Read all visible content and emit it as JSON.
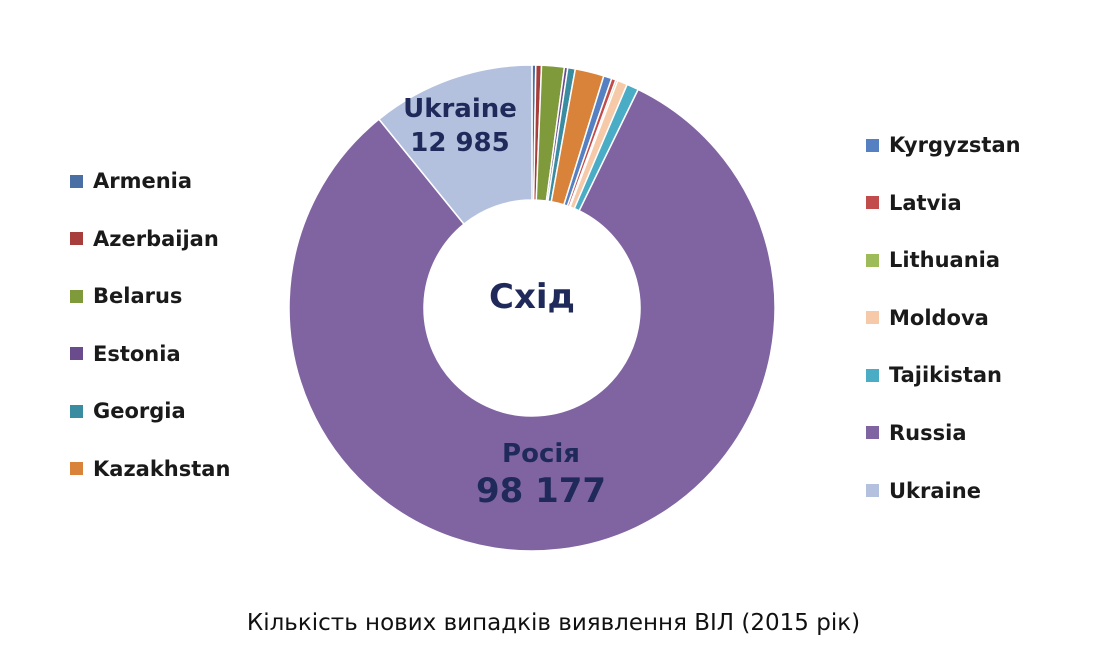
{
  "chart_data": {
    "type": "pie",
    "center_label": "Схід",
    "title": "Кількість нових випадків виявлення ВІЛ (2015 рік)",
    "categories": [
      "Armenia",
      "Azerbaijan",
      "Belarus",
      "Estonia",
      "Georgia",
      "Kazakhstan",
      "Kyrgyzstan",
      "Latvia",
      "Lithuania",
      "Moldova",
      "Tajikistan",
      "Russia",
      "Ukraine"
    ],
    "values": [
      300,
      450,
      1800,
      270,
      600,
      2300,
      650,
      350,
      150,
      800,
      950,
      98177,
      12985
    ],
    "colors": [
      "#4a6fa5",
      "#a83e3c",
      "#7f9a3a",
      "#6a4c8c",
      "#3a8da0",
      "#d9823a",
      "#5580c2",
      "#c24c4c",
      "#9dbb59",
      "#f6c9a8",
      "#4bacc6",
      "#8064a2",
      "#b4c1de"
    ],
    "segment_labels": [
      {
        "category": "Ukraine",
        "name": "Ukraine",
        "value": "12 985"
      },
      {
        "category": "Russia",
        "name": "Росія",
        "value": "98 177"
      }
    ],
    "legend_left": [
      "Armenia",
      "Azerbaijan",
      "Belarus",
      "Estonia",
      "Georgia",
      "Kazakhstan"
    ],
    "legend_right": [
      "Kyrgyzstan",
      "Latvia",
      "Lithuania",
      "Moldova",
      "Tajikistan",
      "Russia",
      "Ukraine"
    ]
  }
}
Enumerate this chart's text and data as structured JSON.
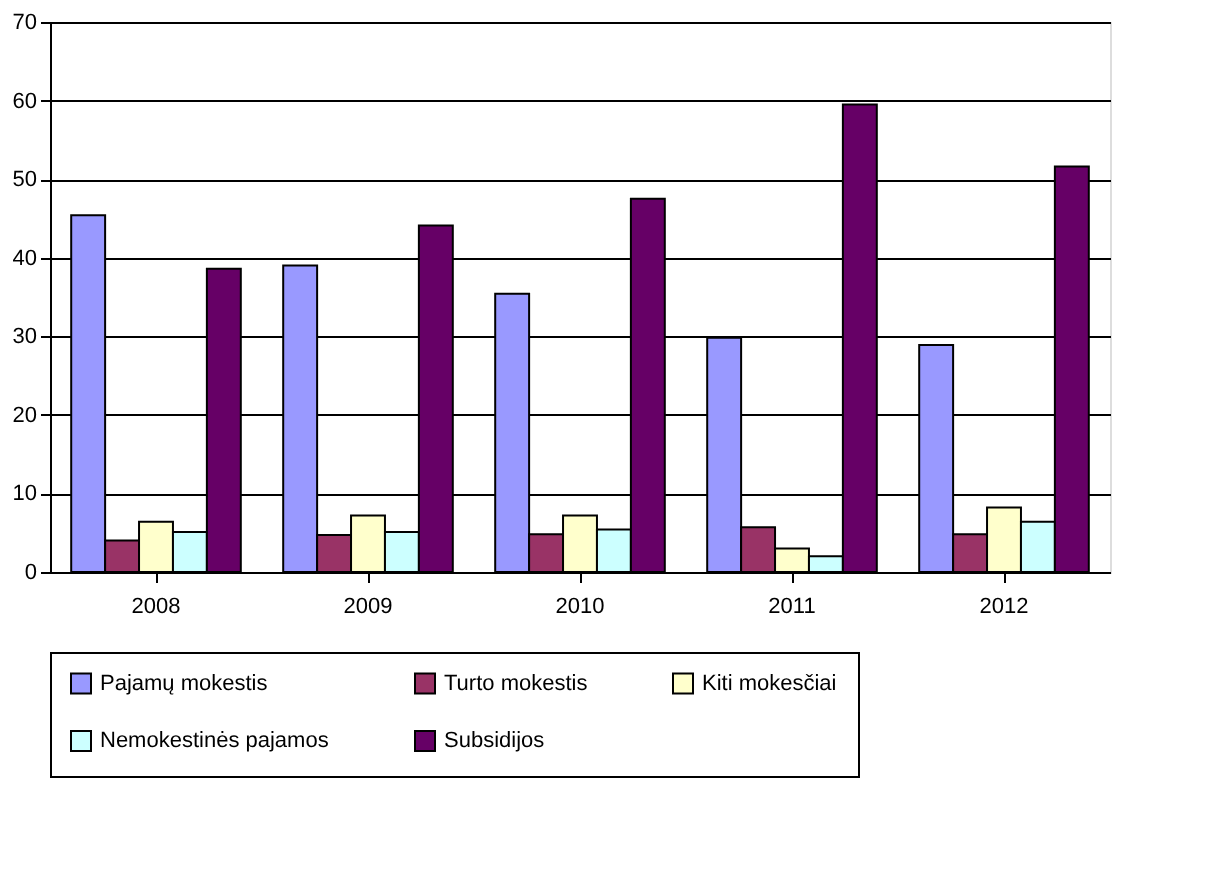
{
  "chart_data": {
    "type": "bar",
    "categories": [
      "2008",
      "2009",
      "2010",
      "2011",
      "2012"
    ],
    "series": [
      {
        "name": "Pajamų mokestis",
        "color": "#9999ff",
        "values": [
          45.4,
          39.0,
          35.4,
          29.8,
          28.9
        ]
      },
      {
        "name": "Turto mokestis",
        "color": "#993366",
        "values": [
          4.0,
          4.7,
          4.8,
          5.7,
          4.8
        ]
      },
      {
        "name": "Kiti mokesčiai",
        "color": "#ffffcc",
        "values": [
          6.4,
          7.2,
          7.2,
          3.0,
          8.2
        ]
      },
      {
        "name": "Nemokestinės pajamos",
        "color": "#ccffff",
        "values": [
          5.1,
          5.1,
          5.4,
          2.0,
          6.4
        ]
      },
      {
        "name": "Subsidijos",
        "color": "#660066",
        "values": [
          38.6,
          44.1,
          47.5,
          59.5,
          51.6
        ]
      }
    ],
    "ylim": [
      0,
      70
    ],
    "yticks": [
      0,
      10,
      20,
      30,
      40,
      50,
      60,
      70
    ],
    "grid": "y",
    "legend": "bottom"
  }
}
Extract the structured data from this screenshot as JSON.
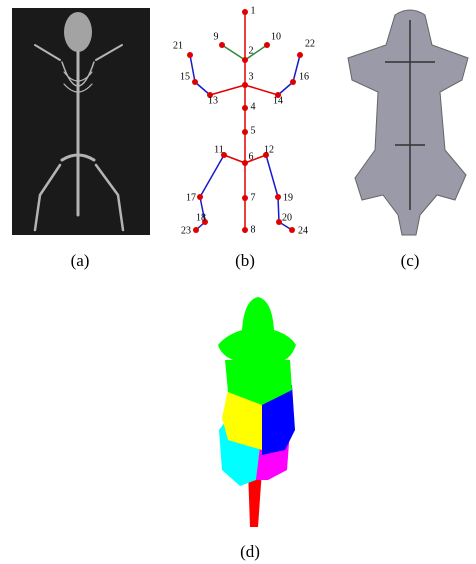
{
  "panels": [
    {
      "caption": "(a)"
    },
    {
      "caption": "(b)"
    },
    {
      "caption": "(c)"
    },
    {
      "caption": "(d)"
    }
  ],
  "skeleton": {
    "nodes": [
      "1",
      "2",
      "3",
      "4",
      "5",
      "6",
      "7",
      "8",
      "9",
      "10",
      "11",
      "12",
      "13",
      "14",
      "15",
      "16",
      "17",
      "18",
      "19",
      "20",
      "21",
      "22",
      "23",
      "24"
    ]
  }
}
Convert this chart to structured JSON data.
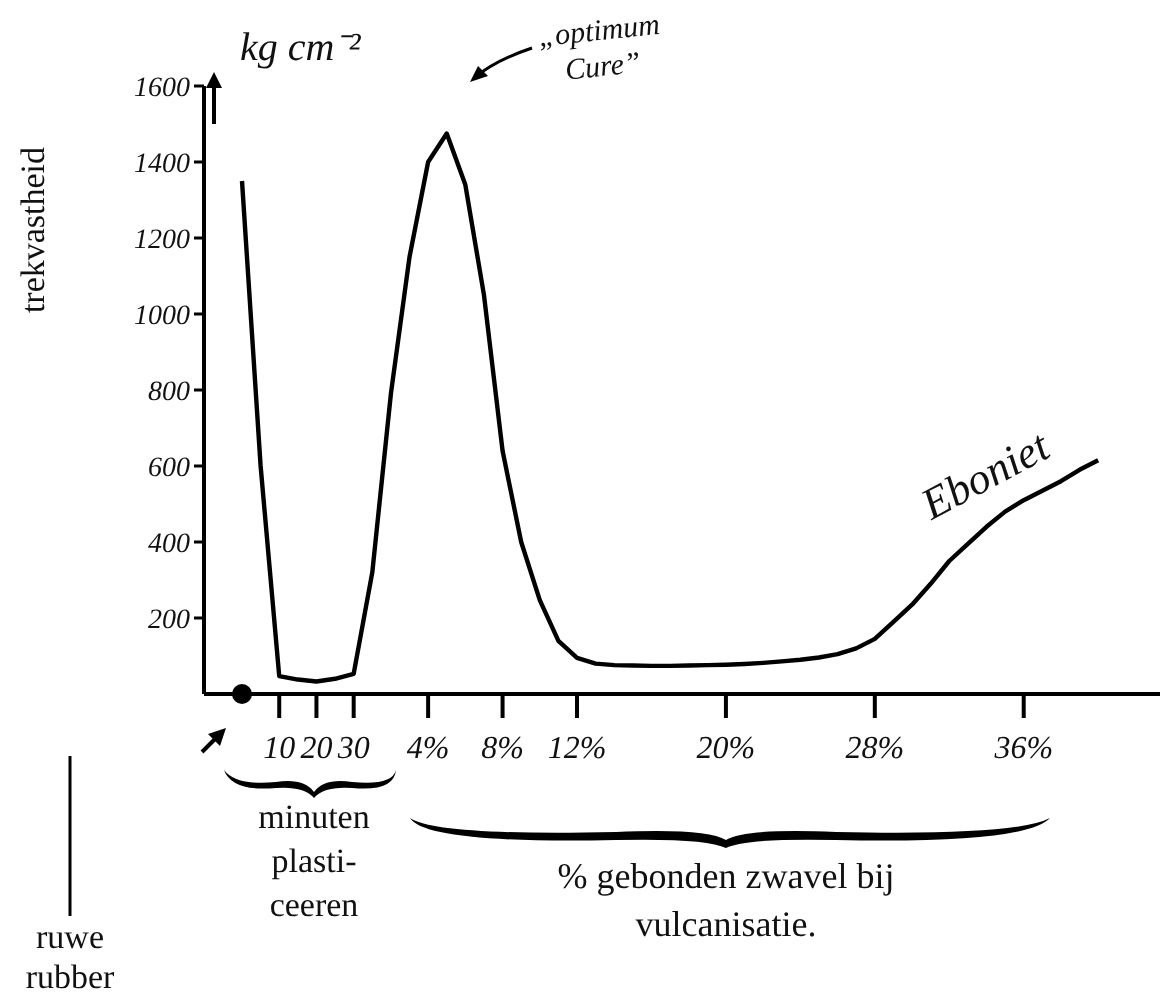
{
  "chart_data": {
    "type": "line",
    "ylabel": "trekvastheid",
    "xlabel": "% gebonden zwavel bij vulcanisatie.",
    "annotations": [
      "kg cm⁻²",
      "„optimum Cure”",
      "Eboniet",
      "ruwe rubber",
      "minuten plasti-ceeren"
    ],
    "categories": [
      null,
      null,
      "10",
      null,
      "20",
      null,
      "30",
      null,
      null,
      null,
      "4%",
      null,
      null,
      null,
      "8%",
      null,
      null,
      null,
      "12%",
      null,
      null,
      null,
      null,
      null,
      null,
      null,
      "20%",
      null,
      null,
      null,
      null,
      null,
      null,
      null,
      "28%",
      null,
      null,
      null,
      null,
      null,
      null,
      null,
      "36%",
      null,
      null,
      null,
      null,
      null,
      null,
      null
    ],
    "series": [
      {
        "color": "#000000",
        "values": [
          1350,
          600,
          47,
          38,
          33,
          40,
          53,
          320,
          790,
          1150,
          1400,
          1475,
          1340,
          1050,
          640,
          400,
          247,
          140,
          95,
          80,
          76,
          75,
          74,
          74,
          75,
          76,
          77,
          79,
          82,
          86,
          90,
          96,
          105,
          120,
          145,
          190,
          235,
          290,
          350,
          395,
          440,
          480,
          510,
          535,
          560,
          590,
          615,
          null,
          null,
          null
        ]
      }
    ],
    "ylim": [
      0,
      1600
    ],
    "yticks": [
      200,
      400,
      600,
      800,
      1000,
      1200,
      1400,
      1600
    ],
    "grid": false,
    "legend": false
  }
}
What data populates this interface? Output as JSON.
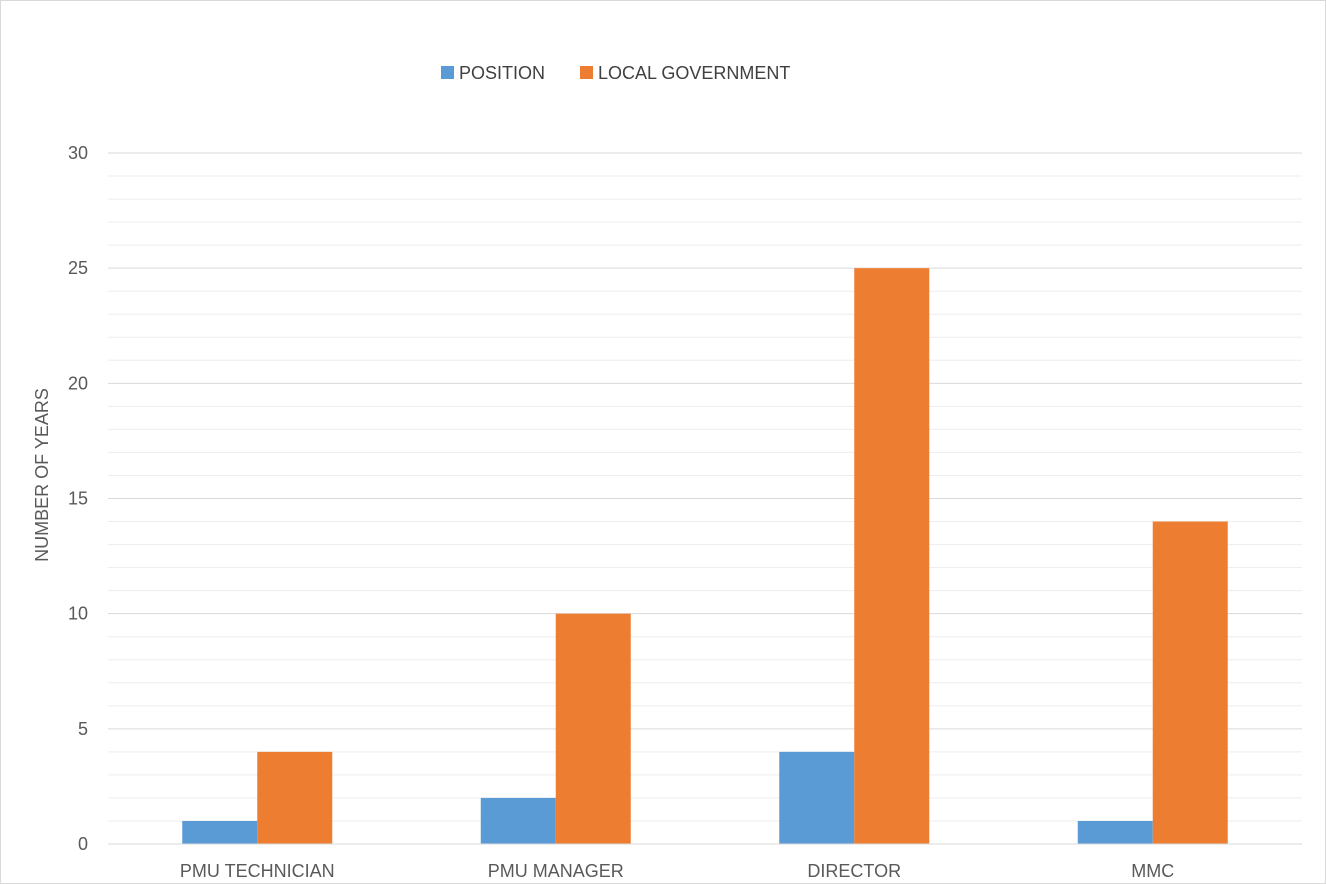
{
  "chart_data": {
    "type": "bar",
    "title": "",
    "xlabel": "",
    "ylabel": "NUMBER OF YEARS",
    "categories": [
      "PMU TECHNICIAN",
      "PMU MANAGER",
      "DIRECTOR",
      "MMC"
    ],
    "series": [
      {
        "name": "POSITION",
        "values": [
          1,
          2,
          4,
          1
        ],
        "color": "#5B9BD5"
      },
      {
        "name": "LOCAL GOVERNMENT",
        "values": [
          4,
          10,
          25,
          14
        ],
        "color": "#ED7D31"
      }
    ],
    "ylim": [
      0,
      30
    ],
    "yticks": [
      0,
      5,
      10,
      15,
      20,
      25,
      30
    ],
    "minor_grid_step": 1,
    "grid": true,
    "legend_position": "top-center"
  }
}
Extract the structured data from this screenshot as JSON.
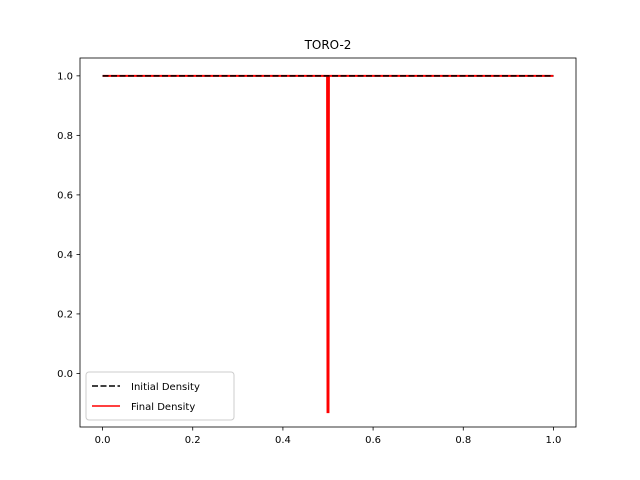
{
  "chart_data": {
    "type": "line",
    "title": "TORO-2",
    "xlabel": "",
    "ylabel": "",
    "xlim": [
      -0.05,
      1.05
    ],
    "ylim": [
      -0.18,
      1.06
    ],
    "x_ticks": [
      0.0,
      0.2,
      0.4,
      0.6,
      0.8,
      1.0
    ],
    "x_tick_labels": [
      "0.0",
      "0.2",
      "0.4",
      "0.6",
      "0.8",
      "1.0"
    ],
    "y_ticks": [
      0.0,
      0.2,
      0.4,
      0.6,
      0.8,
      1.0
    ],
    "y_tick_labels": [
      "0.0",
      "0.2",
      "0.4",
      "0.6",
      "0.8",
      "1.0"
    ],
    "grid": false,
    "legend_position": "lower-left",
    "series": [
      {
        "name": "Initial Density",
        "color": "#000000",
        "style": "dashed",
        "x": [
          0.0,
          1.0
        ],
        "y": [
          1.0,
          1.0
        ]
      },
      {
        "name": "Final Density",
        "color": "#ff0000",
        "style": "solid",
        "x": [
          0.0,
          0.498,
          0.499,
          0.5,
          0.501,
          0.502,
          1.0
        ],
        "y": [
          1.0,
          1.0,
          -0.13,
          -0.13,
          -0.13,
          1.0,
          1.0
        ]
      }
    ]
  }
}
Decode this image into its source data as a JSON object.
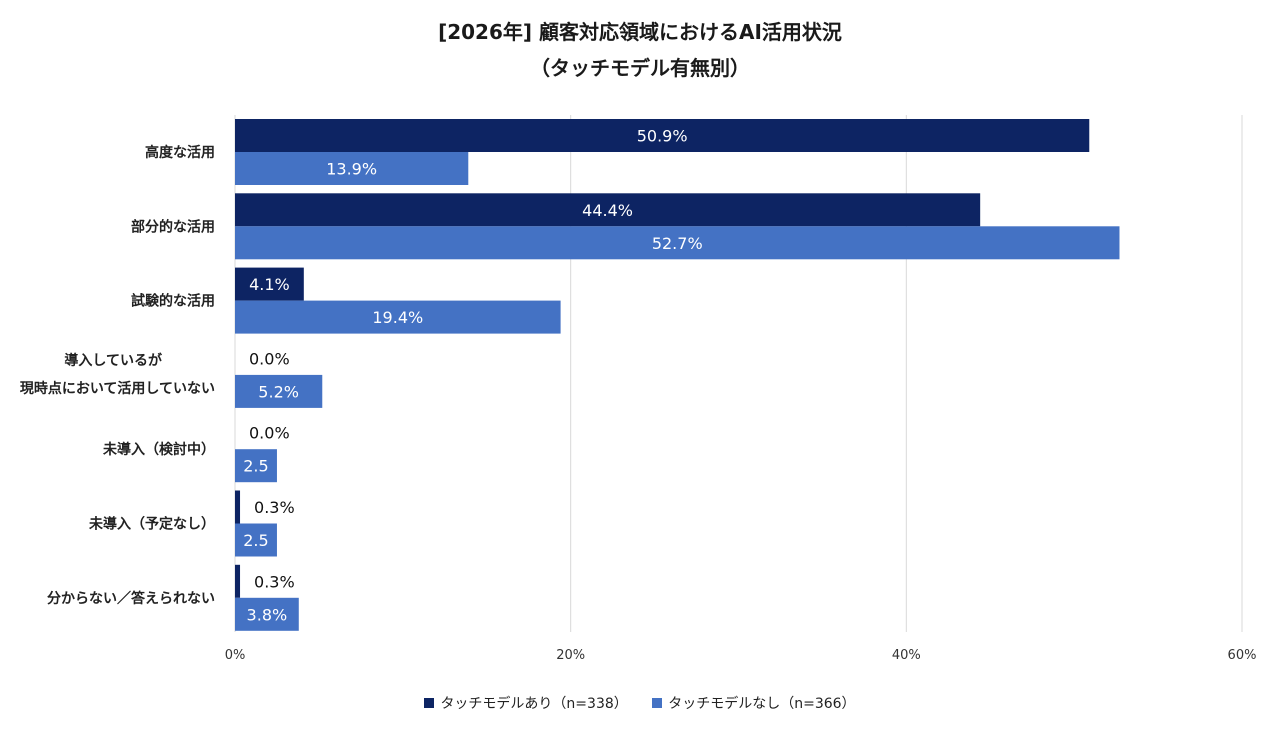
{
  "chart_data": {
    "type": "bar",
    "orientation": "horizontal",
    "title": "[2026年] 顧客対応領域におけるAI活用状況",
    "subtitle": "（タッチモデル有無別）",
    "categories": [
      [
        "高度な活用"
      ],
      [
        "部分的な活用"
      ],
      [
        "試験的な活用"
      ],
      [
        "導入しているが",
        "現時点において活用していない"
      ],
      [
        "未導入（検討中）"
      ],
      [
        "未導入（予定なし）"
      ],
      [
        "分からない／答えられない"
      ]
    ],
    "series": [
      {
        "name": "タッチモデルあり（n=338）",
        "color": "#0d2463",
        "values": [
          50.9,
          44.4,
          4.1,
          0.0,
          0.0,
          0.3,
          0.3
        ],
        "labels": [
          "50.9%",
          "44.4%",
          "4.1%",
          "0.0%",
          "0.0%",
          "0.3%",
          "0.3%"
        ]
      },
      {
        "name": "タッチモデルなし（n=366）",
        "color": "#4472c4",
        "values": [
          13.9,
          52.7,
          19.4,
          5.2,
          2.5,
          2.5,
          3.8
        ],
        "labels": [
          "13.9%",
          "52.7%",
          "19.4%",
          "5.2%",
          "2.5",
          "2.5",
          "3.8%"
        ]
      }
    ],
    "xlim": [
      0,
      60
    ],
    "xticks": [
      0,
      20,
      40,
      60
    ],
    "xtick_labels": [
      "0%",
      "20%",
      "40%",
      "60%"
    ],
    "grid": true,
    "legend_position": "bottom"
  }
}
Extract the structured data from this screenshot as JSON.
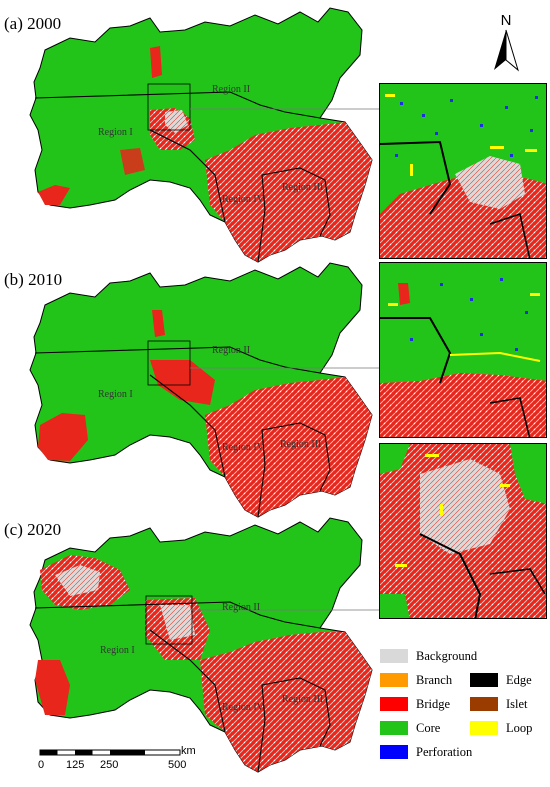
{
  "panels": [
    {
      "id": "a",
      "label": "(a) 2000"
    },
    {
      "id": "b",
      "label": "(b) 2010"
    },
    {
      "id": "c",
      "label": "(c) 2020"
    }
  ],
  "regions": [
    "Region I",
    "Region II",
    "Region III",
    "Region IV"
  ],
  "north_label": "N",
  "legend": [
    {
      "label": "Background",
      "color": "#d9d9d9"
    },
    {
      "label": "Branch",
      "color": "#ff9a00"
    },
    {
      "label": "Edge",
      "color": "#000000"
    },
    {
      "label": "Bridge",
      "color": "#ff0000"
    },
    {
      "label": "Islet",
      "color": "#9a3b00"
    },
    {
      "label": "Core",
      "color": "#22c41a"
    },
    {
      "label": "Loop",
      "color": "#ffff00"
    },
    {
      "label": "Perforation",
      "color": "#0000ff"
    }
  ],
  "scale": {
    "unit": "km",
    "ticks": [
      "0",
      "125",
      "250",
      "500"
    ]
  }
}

# # # #

Within the listing above, find every line containing the string "caption" and return it.

**COMPLETED EXERCISE**.
      "caption": "(a)"
      "caption": "(b)"
      "caption": "(c)"
      "caption": "(d)"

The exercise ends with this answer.